Report every line below that holds the word "your".

▶

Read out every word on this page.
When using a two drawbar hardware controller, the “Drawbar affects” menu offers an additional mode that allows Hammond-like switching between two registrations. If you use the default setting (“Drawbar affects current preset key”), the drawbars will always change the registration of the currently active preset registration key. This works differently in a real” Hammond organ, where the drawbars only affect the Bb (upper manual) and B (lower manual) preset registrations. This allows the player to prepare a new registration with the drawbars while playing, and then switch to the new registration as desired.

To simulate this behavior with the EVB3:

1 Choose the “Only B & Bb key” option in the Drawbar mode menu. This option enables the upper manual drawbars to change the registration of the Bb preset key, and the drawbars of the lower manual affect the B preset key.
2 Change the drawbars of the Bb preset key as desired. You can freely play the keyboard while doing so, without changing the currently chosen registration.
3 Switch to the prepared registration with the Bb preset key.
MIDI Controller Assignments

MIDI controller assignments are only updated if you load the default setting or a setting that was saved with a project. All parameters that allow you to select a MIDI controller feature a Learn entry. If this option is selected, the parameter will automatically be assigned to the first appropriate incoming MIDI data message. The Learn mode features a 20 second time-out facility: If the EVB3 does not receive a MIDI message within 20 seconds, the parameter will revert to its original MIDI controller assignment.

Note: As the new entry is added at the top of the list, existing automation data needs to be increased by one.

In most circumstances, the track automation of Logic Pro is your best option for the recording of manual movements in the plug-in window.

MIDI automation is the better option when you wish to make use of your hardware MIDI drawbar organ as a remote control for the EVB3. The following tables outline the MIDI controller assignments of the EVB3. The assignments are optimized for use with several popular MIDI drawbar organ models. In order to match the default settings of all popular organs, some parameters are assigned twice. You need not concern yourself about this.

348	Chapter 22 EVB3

◀

Task result:
In most circumstances, the track automation of Logic Pro is your best option for the recording of manual movements in the plug-in window.
MIDI automation is the better option when you wish to make use of your hardware MIDI drawbar organ as a remote control for the EVB3. The following tables outline the MIDI controller assignments of the EVB3. The assignments are optimized for use with several popular MIDI drawbar organ models. In order to match the default settings of all popular organs, some parameters are assigned twice. You need not concern yourself about this.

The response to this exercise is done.